→ **AIM OF THE EXERCISE**
Repeat the listing exactly as given, omitting every image.

→ **RECORDS FOR THE TASK**
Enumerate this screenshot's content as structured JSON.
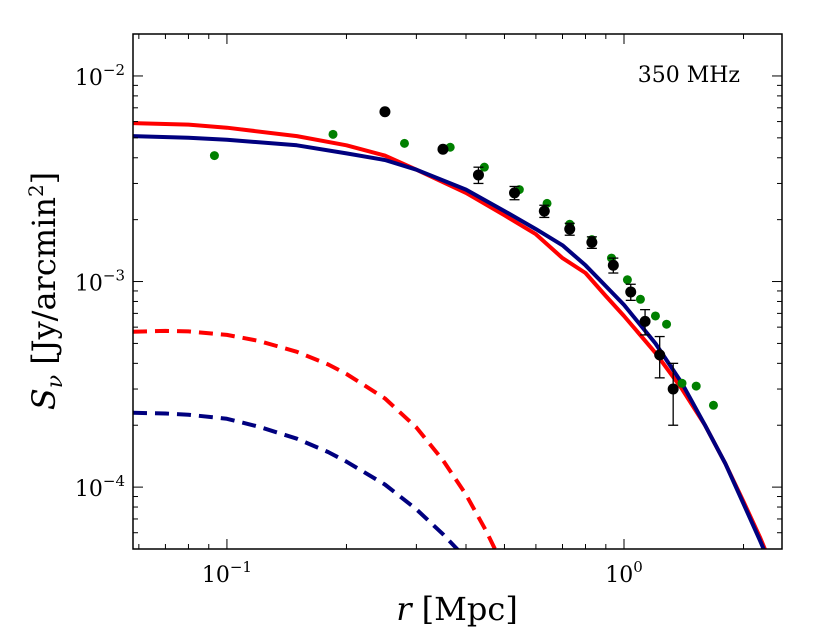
{
  "chart_data": {
    "type": "scatter",
    "title": "",
    "annotation": "350 MHz",
    "xlabel": {
      "italic": "r",
      "rest": " [Mpc]"
    },
    "ylabel": {
      "main": "S",
      "sub": "ν",
      "rest": " [Jy/arcmin",
      "sup": "2",
      "close": "]"
    },
    "x_scale": "log",
    "y_scale": "log",
    "xlim": [
      0.058,
      2.5
    ],
    "ylim": [
      5e-05,
      0.016
    ],
    "x_ticks": [
      {
        "value": 0.1,
        "base": "10",
        "exp": "−1"
      },
      {
        "value": 1,
        "base": "10",
        "exp": "0"
      }
    ],
    "y_ticks": [
      {
        "value": 0.0001,
        "base": "10",
        "exp": "−4"
      },
      {
        "value": 0.001,
        "base": "10",
        "exp": "−3"
      },
      {
        "value": 0.01,
        "base": "10",
        "exp": "−2"
      }
    ],
    "grid": false,
    "series": [
      {
        "type": "scatter",
        "color": "#000000",
        "points": [
          {
            "x": 0.25,
            "y": 0.0067,
            "err": 0
          },
          {
            "x": 0.35,
            "y": 0.0044,
            "err": 0
          },
          {
            "x": 0.43,
            "y": 0.0033,
            "err": 0.0003
          },
          {
            "x": 0.53,
            "y": 0.0027,
            "err": 0.0002
          },
          {
            "x": 0.63,
            "y": 0.0022,
            "err": 0.00015
          },
          {
            "x": 0.73,
            "y": 0.0018,
            "err": 0.00012
          },
          {
            "x": 0.83,
            "y": 0.00155,
            "err": 0.0001
          },
          {
            "x": 0.94,
            "y": 0.0012,
            "err": 0.0001
          },
          {
            "x": 1.04,
            "y": 0.00089,
            "err": 8e-05
          },
          {
            "x": 1.13,
            "y": 0.00064,
            "err": 9e-05
          },
          {
            "x": 1.23,
            "y": 0.00044,
            "err": 0.0001
          },
          {
            "x": 1.33,
            "y": 0.0003,
            "err": 0.0001
          }
        ]
      },
      {
        "type": "scatter",
        "color": "#008000",
        "points": [
          {
            "x": 0.093,
            "y": 0.0041
          },
          {
            "x": 0.185,
            "y": 0.0052
          },
          {
            "x": 0.28,
            "y": 0.0047
          },
          {
            "x": 0.365,
            "y": 0.0045
          },
          {
            "x": 0.445,
            "y": 0.0036
          },
          {
            "x": 0.545,
            "y": 0.0028
          },
          {
            "x": 0.64,
            "y": 0.0024
          },
          {
            "x": 0.73,
            "y": 0.0019
          },
          {
            "x": 0.83,
            "y": 0.0016
          },
          {
            "x": 0.93,
            "y": 0.0013
          },
          {
            "x": 1.02,
            "y": 0.00102
          },
          {
            "x": 1.1,
            "y": 0.00082
          },
          {
            "x": 1.2,
            "y": 0.00068
          },
          {
            "x": 1.28,
            "y": 0.00062
          },
          {
            "x": 1.4,
            "y": 0.00032
          },
          {
            "x": 1.52,
            "y": 0.00031
          },
          {
            "x": 1.68,
            "y": 0.00025
          }
        ]
      },
      {
        "type": "line",
        "style": "solid",
        "color": "#ff0000",
        "x": [
          0.058,
          0.08,
          0.1,
          0.15,
          0.2,
          0.25,
          0.3,
          0.4,
          0.5,
          0.6,
          0.7,
          0.8,
          0.9,
          1.0,
          1.2,
          1.4,
          1.6,
          1.8,
          2.0,
          2.2,
          2.4
        ],
        "y": [
          0.0059,
          0.0058,
          0.0056,
          0.0051,
          0.0046,
          0.0041,
          0.0035,
          0.0027,
          0.0021,
          0.0017,
          0.0013,
          0.0011,
          0.00085,
          0.00068,
          0.00045,
          0.0003,
          0.0002,
          0.00013,
          8.5e-05,
          5.7e-05,
          3.8e-05
        ]
      },
      {
        "type": "line",
        "style": "solid",
        "color": "#00007f",
        "x": [
          0.058,
          0.08,
          0.1,
          0.15,
          0.2,
          0.25,
          0.3,
          0.4,
          0.5,
          0.6,
          0.7,
          0.8,
          0.9,
          1.0,
          1.2,
          1.4,
          1.6,
          1.8,
          2.0,
          2.2,
          2.3
        ],
        "y": [
          0.0051,
          0.005,
          0.0049,
          0.0046,
          0.0042,
          0.0039,
          0.0035,
          0.0028,
          0.0022,
          0.0018,
          0.0015,
          0.0012,
          0.00095,
          0.00077,
          0.0005,
          0.00032,
          0.0002,
          0.00013,
          8.3e-05,
          5.5e-05,
          4.5e-05
        ]
      },
      {
        "type": "line",
        "style": "dashed",
        "color": "#ff0000",
        "x": [
          0.058,
          0.07,
          0.08,
          0.1,
          0.12,
          0.15,
          0.18,
          0.2,
          0.25,
          0.3,
          0.35,
          0.4,
          0.45,
          0.5
        ],
        "y": [
          0.00057,
          0.000575,
          0.000572,
          0.00055,
          0.000515,
          0.000455,
          0.000395,
          0.000355,
          0.00027,
          0.000195,
          0.000135,
          9.2e-05,
          6.1e-05,
          4e-05
        ]
      },
      {
        "type": "line",
        "style": "dashed",
        "color": "#00007f",
        "x": [
          0.058,
          0.07,
          0.08,
          0.1,
          0.12,
          0.15,
          0.18,
          0.2,
          0.25,
          0.3,
          0.35,
          0.4
        ],
        "y": [
          0.00023,
          0.000228,
          0.000225,
          0.000215,
          0.000197,
          0.000172,
          0.000148,
          0.000133,
          0.000103,
          7.8e-05,
          5.9e-05,
          4.5e-05
        ]
      }
    ]
  }
}
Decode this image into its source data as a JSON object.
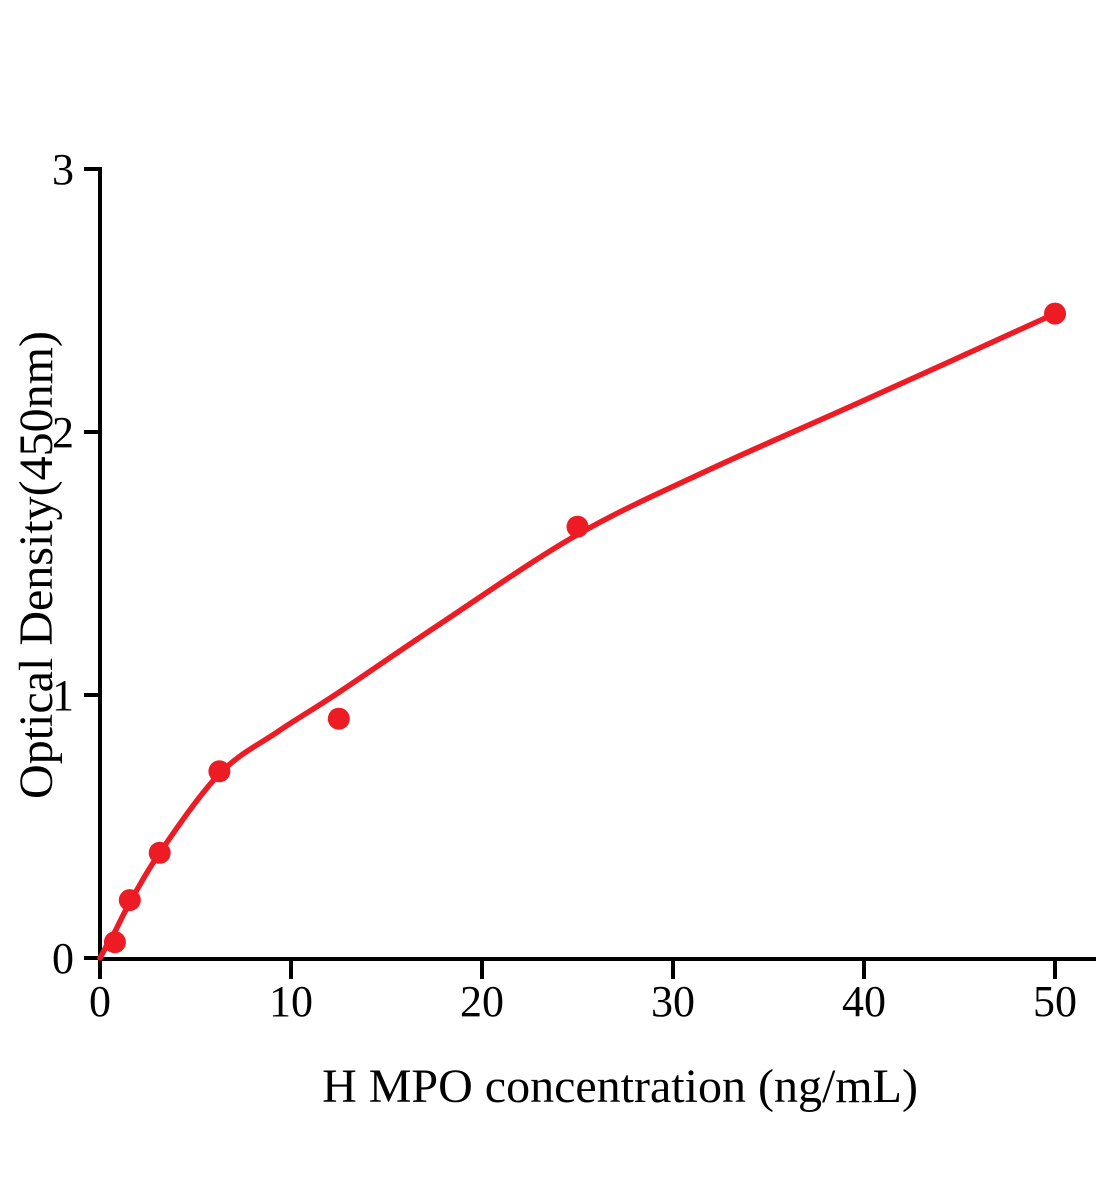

→ **RESPONSE**
Enumerate this screenshot's content as structured JSON.
{
  "chart_data": {
    "type": "scatter",
    "title": "",
    "annotation": "350 MHz",
    "xlabel": {
      "italic": "r",
      "rest": " [Mpc]"
    },
    "ylabel": {
      "main": "S",
      "sub": "ν",
      "rest": " [Jy/arcmin",
      "sup": "2",
      "close": "]"
    },
    "x_scale": "log",
    "y_scale": "log",
    "xlim": [
      0.058,
      2.5
    ],
    "ylim": [
      5e-05,
      0.016
    ],
    "x_ticks": [
      {
        "value": 0.1,
        "base": "10",
        "exp": "−1"
      },
      {
        "value": 1,
        "base": "10",
        "exp": "0"
      }
    ],
    "y_ticks": [
      {
        "value": 0.0001,
        "base": "10",
        "exp": "−4"
      },
      {
        "value": 0.001,
        "base": "10",
        "exp": "−3"
      },
      {
        "value": 0.01,
        "base": "10",
        "exp": "−2"
      }
    ],
    "grid": false,
    "series": [
      {
        "type": "scatter",
        "color": "#000000",
        "points": [
          {
            "x": 0.25,
            "y": 0.0067,
            "err": 0
          },
          {
            "x": 0.35,
            "y": 0.0044,
            "err": 0
          },
          {
            "x": 0.43,
            "y": 0.0033,
            "err": 0.0003
          },
          {
            "x": 0.53,
            "y": 0.0027,
            "err": 0.0002
          },
          {
            "x": 0.63,
            "y": 0.0022,
            "err": 0.00015
          },
          {
            "x": 0.73,
            "y": 0.0018,
            "err": 0.00012
          },
          {
            "x": 0.83,
            "y": 0.00155,
            "err": 0.0001
          },
          {
            "x": 0.94,
            "y": 0.0012,
            "err": 0.0001
          },
          {
            "x": 1.04,
            "y": 0.00089,
            "err": 8e-05
          },
          {
            "x": 1.13,
            "y": 0.00064,
            "err": 9e-05
          },
          {
            "x": 1.23,
            "y": 0.00044,
            "err": 0.0001
          },
          {
            "x": 1.33,
            "y": 0.0003,
            "err": 0.0001
          }
        ]
      },
      {
        "type": "scatter",
        "color": "#008000",
        "points": [
          {
            "x": 0.093,
            "y": 0.0041
          },
          {
            "x": 0.185,
            "y": 0.0052
          },
          {
            "x": 0.28,
            "y": 0.0047
          },
          {
            "x": 0.365,
            "y": 0.0045
          },
          {
            "x": 0.445,
            "y": 0.0036
          },
          {
            "x": 0.545,
            "y": 0.0028
          },
          {
            "x": 0.64,
            "y": 0.0024
          },
          {
            "x": 0.73,
            "y": 0.0019
          },
          {
            "x": 0.83,
            "y": 0.0016
          },
          {
            "x": 0.93,
            "y": 0.0013
          },
          {
            "x": 1.02,
            "y": 0.00102
          },
          {
            "x": 1.1,
            "y": 0.00082
          },
          {
            "x": 1.2,
            "y": 0.00068
          },
          {
            "x": 1.28,
            "y": 0.00062
          },
          {
            "x": 1.4,
            "y": 0.00032
          },
          {
            "x": 1.52,
            "y": 0.00031
          },
          {
            "x": 1.68,
            "y": 0.00025
          }
        ]
      },
      {
        "type": "line",
        "style": "solid",
        "color": "#ff0000",
        "x": [
          0.058,
          0.08,
          0.1,
          0.15,
          0.2,
          0.25,
          0.3,
          0.4,
          0.5,
          0.6,
          0.7,
          0.8,
          0.9,
          1.0,
          1.2,
          1.4,
          1.6,
          1.8,
          2.0,
          2.2,
          2.4
        ],
        "y": [
          0.0059,
          0.0058,
          0.0056,
          0.0051,
          0.0046,
          0.0041,
          0.0035,
          0.0027,
          0.0021,
          0.0017,
          0.0013,
          0.0011,
          0.00085,
          0.00068,
          0.00045,
          0.0003,
          0.0002,
          0.00013,
          8.5e-05,
          5.7e-05,
          3.8e-05
        ]
      },
      {
        "type": "line",
        "style": "solid",
        "color": "#00007f",
        "x": [
          0.058,
          0.08,
          0.1,
          0.15,
          0.2,
          0.25,
          0.3,
          0.4,
          0.5,
          0.6,
          0.7,
          0.8,
          0.9,
          1.0,
          1.2,
          1.4,
          1.6,
          1.8,
          2.0,
          2.2,
          2.3
        ],
        "y": [
          0.0051,
          0.005,
          0.0049,
          0.0046,
          0.0042,
          0.0039,
          0.0035,
          0.0028,
          0.0022,
          0.0018,
          0.0015,
          0.0012,
          0.00095,
          0.00077,
          0.0005,
          0.00032,
          0.0002,
          0.00013,
          8.3e-05,
          5.5e-05,
          4.5e-05
        ]
      },
      {
        "type": "line",
        "style": "dashed",
        "color": "#ff0000",
        "x": [
          0.058,
          0.07,
          0.08,
          0.1,
          0.12,
          0.15,
          0.18,
          0.2,
          0.25,
          0.3,
          0.35,
          0.4,
          0.45,
          0.5
        ],
        "y": [
          0.00057,
          0.000575,
          0.000572,
          0.00055,
          0.000515,
          0.000455,
          0.000395,
          0.000355,
          0.00027,
          0.000195,
          0.000135,
          9.2e-05,
          6.1e-05,
          4e-05
        ]
      },
      {
        "type": "line",
        "style": "dashed",
        "color": "#00007f",
        "x": [
          0.058,
          0.07,
          0.08,
          0.1,
          0.12,
          0.15,
          0.18,
          0.2,
          0.25,
          0.3,
          0.35,
          0.4
        ],
        "y": [
          0.00023,
          0.000228,
          0.000225,
          0.000215,
          0.000197,
          0.000172,
          0.000148,
          0.000133,
          0.000103,
          7.8e-05,
          5.9e-05,
          4.5e-05
        ]
      }
    ]
  }
}
Decode this image into its source data as a JSON object.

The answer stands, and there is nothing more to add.